→ TASK DETAILS
Copy every line of the data exactly, leaving nothing out.
-- START RECORDS FOR THE TASK --
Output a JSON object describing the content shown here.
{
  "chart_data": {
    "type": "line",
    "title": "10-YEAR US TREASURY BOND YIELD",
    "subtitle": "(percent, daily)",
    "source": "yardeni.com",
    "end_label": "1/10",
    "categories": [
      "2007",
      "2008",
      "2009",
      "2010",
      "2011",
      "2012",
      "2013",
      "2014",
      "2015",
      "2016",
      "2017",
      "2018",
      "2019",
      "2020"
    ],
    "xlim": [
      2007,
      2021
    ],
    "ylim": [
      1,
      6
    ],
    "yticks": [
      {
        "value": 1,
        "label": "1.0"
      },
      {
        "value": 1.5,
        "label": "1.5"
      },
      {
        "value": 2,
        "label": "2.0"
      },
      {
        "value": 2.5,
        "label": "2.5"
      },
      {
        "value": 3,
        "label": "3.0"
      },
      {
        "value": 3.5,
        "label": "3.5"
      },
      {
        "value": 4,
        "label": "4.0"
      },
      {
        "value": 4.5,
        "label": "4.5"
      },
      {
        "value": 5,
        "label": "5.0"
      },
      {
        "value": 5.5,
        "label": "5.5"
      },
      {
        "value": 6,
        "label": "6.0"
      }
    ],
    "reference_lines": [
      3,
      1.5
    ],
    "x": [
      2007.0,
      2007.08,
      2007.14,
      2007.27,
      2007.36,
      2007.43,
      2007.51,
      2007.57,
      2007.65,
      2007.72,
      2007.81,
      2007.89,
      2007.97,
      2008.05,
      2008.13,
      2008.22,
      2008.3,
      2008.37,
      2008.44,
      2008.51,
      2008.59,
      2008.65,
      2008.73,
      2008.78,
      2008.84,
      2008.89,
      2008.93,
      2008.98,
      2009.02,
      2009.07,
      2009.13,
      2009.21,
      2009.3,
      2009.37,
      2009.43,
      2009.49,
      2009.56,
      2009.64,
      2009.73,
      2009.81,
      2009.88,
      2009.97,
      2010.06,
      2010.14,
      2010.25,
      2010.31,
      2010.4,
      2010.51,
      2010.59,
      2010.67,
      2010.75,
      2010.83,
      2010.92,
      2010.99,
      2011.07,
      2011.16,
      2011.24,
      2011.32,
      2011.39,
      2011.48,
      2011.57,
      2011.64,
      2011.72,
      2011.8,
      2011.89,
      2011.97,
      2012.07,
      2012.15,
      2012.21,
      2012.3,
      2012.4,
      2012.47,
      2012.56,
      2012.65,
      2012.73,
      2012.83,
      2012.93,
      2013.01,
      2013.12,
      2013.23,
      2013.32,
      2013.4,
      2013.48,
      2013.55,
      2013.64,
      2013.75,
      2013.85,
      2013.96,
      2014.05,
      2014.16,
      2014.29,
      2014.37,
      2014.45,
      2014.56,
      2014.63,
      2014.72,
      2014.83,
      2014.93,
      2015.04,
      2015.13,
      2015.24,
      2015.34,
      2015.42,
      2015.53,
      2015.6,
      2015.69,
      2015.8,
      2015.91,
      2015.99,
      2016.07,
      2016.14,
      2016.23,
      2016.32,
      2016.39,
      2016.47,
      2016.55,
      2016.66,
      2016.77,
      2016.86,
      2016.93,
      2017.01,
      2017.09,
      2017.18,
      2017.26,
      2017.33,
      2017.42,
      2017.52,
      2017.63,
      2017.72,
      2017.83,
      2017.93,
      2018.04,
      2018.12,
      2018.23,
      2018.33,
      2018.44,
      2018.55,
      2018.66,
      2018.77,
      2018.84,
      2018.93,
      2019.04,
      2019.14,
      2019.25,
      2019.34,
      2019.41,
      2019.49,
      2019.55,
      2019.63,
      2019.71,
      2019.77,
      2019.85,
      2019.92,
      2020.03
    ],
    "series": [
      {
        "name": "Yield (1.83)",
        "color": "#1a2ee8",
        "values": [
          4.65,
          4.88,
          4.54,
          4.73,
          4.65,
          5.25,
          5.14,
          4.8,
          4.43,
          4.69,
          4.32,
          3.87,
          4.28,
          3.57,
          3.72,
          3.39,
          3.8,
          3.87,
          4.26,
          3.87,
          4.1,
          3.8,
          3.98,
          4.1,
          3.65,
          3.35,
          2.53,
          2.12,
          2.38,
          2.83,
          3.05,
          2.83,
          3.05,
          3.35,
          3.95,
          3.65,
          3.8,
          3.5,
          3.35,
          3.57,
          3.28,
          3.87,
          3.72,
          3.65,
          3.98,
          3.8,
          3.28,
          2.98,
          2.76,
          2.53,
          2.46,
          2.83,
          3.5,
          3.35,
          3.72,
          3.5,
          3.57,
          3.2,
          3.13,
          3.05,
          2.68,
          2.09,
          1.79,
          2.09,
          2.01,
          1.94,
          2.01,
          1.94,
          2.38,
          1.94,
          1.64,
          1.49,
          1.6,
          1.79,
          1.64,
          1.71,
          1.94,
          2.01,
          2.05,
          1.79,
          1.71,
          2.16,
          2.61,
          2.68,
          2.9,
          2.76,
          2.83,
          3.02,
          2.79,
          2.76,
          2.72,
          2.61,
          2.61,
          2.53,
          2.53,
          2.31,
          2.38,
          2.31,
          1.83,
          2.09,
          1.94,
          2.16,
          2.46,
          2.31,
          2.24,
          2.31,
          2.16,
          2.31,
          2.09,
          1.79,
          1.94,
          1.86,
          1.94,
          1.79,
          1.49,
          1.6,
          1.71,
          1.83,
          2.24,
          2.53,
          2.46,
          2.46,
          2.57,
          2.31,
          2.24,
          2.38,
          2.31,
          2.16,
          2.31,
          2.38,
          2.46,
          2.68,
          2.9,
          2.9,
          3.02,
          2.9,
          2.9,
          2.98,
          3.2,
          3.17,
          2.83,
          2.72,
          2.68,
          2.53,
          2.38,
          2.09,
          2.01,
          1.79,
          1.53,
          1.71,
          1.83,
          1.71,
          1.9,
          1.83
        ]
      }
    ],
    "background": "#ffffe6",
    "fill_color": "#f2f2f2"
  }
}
-- END RECORDS FOR THE TASK --
→ RESPONSE
Output a JSON object describing the content shown here.
{
  "chart_data": {
    "type": "line",
    "title": "10-YEAR US TREASURY BOND YIELD",
    "subtitle": "(percent, daily)",
    "source": "yardeni.com",
    "end_label": "1/10",
    "categories": [
      "2007",
      "2008",
      "2009",
      "2010",
      "2011",
      "2012",
      "2013",
      "2014",
      "2015",
      "2016",
      "2017",
      "2018",
      "2019",
      "2020"
    ],
    "xlim": [
      2007,
      2021
    ],
    "ylim": [
      1,
      6
    ],
    "yticks": [
      {
        "value": 1,
        "label": "1.0"
      },
      {
        "value": 1.5,
        "label": "1.5"
      },
      {
        "value": 2,
        "label": "2.0"
      },
      {
        "value": 2.5,
        "label": "2.5"
      },
      {
        "value": 3,
        "label": "3.0"
      },
      {
        "value": 3.5,
        "label": "3.5"
      },
      {
        "value": 4,
        "label": "4.0"
      },
      {
        "value": 4.5,
        "label": "4.5"
      },
      {
        "value": 5,
        "label": "5.0"
      },
      {
        "value": 5.5,
        "label": "5.5"
      },
      {
        "value": 6,
        "label": "6.0"
      }
    ],
    "reference_lines": [
      3,
      1.5
    ],
    "x": [
      2007.0,
      2007.08,
      2007.14,
      2007.27,
      2007.36,
      2007.43,
      2007.51,
      2007.57,
      2007.65,
      2007.72,
      2007.81,
      2007.89,
      2007.97,
      2008.05,
      2008.13,
      2008.22,
      2008.3,
      2008.37,
      2008.44,
      2008.51,
      2008.59,
      2008.65,
      2008.73,
      2008.78,
      2008.84,
      2008.89,
      2008.93,
      2008.98,
      2009.02,
      2009.07,
      2009.13,
      2009.21,
      2009.3,
      2009.37,
      2009.43,
      2009.49,
      2009.56,
      2009.64,
      2009.73,
      2009.81,
      2009.88,
      2009.97,
      2010.06,
      2010.14,
      2010.25,
      2010.31,
      2010.4,
      2010.51,
      2010.59,
      2010.67,
      2010.75,
      2010.83,
      2010.92,
      2010.99,
      2011.07,
      2011.16,
      2011.24,
      2011.32,
      2011.39,
      2011.48,
      2011.57,
      2011.64,
      2011.72,
      2011.8,
      2011.89,
      2011.97,
      2012.07,
      2012.15,
      2012.21,
      2012.3,
      2012.4,
      2012.47,
      2012.56,
      2012.65,
      2012.73,
      2012.83,
      2012.93,
      2013.01,
      2013.12,
      2013.23,
      2013.32,
      2013.4,
      2013.48,
      2013.55,
      2013.64,
      2013.75,
      2013.85,
      2013.96,
      2014.05,
      2014.16,
      2014.29,
      2014.37,
      2014.45,
      2014.56,
      2014.63,
      2014.72,
      2014.83,
      2014.93,
      2015.04,
      2015.13,
      2015.24,
      2015.34,
      2015.42,
      2015.53,
      2015.6,
      2015.69,
      2015.8,
      2015.91,
      2015.99,
      2016.07,
      2016.14,
      2016.23,
      2016.32,
      2016.39,
      2016.47,
      2016.55,
      2016.66,
      2016.77,
      2016.86,
      2016.93,
      2017.01,
      2017.09,
      2017.18,
      2017.26,
      2017.33,
      2017.42,
      2017.52,
      2017.63,
      2017.72,
      2017.83,
      2017.93,
      2018.04,
      2018.12,
      2018.23,
      2018.33,
      2018.44,
      2018.55,
      2018.66,
      2018.77,
      2018.84,
      2018.93,
      2019.04,
      2019.14,
      2019.25,
      2019.34,
      2019.41,
      2019.49,
      2019.55,
      2019.63,
      2019.71,
      2019.77,
      2019.85,
      2019.92,
      2020.03
    ],
    "series": [
      {
        "name": "Yield (1.83)",
        "color": "#1a2ee8",
        "values": [
          4.65,
          4.88,
          4.54,
          4.73,
          4.65,
          5.25,
          5.14,
          4.8,
          4.43,
          4.69,
          4.32,
          3.87,
          4.28,
          3.57,
          3.72,
          3.39,
          3.8,
          3.87,
          4.26,
          3.87,
          4.1,
          3.8,
          3.98,
          4.1,
          3.65,
          3.35,
          2.53,
          2.12,
          2.38,
          2.83,
          3.05,
          2.83,
          3.05,
          3.35,
          3.95,
          3.65,
          3.8,
          3.5,
          3.35,
          3.57,
          3.28,
          3.87,
          3.72,
          3.65,
          3.98,
          3.8,
          3.28,
          2.98,
          2.76,
          2.53,
          2.46,
          2.83,
          3.5,
          3.35,
          3.72,
          3.5,
          3.57,
          3.2,
          3.13,
          3.05,
          2.68,
          2.09,
          1.79,
          2.09,
          2.01,
          1.94,
          2.01,
          1.94,
          2.38,
          1.94,
          1.64,
          1.49,
          1.6,
          1.79,
          1.64,
          1.71,
          1.94,
          2.01,
          2.05,
          1.79,
          1.71,
          2.16,
          2.61,
          2.68,
          2.9,
          2.76,
          2.83,
          3.02,
          2.79,
          2.76,
          2.72,
          2.61,
          2.61,
          2.53,
          2.53,
          2.31,
          2.38,
          2.31,
          1.83,
          2.09,
          1.94,
          2.16,
          2.46,
          2.31,
          2.24,
          2.31,
          2.16,
          2.31,
          2.09,
          1.79,
          1.94,
          1.86,
          1.94,
          1.79,
          1.49,
          1.6,
          1.71,
          1.83,
          2.24,
          2.53,
          2.46,
          2.46,
          2.57,
          2.31,
          2.24,
          2.38,
          2.31,
          2.16,
          2.31,
          2.38,
          2.46,
          2.68,
          2.9,
          2.9,
          3.02,
          2.9,
          2.9,
          2.98,
          3.2,
          3.17,
          2.83,
          2.72,
          2.68,
          2.53,
          2.38,
          2.09,
          2.01,
          1.79,
          1.53,
          1.71,
          1.83,
          1.71,
          1.9,
          1.83
        ]
      }
    ],
    "background": "#ffffe6",
    "fill_color": "#f2f2f2"
  }
}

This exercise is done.